▸ Aim: Search the data below for the string "平均速率". Extract every line that contains it.
%%
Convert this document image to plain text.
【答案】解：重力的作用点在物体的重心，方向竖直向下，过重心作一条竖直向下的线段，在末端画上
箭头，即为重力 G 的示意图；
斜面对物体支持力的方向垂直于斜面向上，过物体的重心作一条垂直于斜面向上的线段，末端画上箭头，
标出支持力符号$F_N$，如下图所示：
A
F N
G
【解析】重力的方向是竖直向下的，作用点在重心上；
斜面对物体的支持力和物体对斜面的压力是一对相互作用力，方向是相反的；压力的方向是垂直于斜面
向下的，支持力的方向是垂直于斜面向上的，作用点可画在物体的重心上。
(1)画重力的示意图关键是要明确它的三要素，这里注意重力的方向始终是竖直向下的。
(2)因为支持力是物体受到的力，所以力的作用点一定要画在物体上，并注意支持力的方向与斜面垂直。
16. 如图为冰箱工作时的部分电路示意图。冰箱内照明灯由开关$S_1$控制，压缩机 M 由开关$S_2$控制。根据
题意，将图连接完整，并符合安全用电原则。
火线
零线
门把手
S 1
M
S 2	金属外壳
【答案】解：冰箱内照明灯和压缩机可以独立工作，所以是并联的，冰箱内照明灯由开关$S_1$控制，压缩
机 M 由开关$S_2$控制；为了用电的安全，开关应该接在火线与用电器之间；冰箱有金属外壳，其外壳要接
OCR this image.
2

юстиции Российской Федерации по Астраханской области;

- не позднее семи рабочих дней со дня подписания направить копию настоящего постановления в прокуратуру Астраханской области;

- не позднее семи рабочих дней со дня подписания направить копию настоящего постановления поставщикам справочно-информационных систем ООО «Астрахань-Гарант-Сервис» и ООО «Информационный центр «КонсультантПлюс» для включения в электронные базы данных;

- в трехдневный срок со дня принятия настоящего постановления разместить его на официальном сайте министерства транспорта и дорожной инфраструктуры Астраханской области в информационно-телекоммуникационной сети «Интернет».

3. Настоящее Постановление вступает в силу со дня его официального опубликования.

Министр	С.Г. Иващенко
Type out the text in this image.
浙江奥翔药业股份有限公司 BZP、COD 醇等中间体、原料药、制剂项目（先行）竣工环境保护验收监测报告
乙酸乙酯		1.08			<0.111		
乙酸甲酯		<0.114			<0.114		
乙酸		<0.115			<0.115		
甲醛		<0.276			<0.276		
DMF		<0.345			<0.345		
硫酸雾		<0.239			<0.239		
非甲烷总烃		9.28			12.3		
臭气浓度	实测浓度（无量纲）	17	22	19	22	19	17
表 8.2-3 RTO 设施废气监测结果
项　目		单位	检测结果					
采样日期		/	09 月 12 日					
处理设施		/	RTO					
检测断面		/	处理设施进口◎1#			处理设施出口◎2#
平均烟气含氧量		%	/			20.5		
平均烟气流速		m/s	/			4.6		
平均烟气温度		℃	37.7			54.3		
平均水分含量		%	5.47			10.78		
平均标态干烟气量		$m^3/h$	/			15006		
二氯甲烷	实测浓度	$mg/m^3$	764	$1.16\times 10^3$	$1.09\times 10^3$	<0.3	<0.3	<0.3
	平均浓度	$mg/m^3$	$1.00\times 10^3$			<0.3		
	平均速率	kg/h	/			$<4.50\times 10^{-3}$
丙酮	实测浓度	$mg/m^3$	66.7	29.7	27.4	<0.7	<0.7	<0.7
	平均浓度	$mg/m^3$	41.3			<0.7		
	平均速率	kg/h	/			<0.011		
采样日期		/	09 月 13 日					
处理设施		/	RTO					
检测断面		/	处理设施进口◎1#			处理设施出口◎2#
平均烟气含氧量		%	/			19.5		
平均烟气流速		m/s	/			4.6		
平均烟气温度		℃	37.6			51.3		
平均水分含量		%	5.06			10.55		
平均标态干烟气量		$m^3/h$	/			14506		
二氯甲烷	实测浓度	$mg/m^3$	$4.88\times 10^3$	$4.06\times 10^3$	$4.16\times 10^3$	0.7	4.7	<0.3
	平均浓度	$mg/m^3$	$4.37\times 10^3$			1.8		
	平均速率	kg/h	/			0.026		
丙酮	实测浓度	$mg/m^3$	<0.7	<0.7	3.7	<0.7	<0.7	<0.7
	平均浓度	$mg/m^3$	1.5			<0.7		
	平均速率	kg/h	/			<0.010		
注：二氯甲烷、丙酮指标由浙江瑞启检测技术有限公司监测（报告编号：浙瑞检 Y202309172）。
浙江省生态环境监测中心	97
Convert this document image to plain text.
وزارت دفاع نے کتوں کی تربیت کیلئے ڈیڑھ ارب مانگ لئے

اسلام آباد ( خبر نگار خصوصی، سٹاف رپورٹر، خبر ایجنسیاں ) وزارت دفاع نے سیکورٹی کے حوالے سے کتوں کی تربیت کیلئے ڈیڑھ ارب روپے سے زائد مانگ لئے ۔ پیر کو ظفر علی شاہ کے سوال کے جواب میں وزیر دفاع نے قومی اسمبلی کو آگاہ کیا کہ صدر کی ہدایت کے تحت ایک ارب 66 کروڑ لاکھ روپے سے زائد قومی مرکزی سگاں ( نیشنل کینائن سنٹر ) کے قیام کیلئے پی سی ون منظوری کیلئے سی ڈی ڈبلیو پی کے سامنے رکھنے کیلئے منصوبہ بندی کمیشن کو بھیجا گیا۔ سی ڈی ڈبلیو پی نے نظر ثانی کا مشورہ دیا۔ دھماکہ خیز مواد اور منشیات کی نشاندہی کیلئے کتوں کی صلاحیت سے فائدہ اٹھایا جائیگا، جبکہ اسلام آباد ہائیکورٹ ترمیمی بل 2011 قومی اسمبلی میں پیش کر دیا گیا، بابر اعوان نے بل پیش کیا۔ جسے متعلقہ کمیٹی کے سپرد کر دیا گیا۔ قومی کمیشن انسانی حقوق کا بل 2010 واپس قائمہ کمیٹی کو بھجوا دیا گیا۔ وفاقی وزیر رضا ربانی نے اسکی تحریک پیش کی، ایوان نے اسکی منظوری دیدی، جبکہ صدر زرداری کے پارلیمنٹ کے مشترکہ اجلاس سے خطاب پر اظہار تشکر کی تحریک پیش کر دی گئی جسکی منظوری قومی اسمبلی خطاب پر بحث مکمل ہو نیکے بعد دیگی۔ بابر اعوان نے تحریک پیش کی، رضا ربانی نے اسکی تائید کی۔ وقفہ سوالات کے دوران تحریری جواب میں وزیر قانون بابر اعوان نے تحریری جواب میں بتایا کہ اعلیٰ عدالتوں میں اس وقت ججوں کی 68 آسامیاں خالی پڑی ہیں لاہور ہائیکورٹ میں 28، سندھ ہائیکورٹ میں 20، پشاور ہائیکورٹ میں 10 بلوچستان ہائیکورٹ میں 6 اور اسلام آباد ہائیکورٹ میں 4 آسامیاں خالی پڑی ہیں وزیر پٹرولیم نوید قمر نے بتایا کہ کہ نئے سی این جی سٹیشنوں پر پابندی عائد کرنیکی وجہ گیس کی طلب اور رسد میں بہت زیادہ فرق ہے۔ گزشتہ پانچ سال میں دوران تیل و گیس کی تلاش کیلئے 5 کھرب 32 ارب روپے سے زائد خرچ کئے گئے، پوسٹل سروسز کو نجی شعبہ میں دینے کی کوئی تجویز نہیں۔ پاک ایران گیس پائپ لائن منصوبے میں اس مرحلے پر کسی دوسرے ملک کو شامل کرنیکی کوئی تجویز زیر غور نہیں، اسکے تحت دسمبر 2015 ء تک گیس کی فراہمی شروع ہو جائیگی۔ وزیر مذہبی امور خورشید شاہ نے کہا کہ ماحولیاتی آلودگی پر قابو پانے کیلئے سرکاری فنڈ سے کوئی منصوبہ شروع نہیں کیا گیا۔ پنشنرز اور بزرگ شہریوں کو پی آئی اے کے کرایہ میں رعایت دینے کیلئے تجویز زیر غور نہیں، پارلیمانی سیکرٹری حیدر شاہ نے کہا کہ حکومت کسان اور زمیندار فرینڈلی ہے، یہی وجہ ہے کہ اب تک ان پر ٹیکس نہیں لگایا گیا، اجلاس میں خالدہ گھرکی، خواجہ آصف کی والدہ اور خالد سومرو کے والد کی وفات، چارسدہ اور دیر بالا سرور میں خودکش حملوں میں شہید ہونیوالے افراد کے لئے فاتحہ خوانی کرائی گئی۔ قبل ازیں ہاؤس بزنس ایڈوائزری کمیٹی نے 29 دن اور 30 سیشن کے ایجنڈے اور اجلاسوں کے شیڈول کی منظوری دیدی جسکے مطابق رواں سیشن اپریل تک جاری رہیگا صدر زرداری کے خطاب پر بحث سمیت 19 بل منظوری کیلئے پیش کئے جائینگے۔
%%
▸ Final answer:
	平均速率	kg/h	/			$<4.50\times 10^{-3}$
	平均速率	kg/h	/			<0.011		
	平均速率	kg/h	/			0.026		
	平均速率	kg/h	/			<0.010		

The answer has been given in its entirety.